Stated problem: Lines holding the string "battery" are the ones to copy from this listing.

Supplied data:
start
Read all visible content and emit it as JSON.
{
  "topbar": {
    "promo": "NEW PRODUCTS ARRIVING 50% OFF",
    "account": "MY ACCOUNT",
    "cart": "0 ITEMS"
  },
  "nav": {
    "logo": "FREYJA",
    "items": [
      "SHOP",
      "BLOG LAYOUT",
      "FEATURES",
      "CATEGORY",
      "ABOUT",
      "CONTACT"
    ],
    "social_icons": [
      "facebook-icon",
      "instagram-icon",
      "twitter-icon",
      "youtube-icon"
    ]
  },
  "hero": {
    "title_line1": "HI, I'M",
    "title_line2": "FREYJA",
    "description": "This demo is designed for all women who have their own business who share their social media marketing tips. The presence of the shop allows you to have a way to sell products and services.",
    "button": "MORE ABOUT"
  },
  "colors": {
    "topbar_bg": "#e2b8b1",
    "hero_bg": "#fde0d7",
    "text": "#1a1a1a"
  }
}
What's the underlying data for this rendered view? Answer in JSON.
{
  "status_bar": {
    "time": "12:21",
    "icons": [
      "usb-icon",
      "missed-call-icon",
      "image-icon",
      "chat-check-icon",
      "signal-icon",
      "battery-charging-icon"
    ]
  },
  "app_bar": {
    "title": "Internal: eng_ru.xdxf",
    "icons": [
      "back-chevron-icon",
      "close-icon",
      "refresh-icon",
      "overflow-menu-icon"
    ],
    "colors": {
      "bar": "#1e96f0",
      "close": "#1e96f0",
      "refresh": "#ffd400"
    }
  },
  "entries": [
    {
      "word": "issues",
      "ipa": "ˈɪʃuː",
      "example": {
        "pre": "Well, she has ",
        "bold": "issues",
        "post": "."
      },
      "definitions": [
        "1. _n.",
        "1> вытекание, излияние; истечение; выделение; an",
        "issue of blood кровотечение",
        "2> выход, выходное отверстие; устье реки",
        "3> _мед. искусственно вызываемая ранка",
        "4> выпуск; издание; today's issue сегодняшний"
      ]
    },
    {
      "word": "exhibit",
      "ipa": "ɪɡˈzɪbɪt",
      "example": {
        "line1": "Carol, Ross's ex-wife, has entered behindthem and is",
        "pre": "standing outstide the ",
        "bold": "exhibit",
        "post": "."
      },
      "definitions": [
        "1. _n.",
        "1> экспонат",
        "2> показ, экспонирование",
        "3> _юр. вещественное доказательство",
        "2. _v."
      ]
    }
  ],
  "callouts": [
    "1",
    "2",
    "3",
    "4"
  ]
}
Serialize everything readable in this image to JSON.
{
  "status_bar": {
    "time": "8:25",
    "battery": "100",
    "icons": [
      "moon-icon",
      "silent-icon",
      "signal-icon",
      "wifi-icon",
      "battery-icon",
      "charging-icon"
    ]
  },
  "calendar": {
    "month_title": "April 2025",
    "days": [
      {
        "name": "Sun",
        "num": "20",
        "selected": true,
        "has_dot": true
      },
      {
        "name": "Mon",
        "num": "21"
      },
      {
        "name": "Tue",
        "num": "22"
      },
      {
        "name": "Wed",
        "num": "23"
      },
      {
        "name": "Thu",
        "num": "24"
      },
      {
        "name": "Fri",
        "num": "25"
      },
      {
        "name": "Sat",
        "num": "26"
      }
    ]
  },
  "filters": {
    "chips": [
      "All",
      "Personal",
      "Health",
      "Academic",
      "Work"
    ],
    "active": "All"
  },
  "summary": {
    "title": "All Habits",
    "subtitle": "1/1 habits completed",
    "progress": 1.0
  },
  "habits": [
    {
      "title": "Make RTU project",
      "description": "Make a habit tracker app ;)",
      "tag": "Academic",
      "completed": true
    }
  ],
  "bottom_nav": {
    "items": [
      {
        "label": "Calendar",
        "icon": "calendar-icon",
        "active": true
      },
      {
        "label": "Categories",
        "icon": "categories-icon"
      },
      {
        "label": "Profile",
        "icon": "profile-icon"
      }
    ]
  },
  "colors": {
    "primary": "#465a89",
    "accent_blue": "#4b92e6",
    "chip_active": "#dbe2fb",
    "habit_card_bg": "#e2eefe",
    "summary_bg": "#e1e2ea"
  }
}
end
Solution:
      "battery-charging-icon"
    "battery": "100",
      "battery-icon",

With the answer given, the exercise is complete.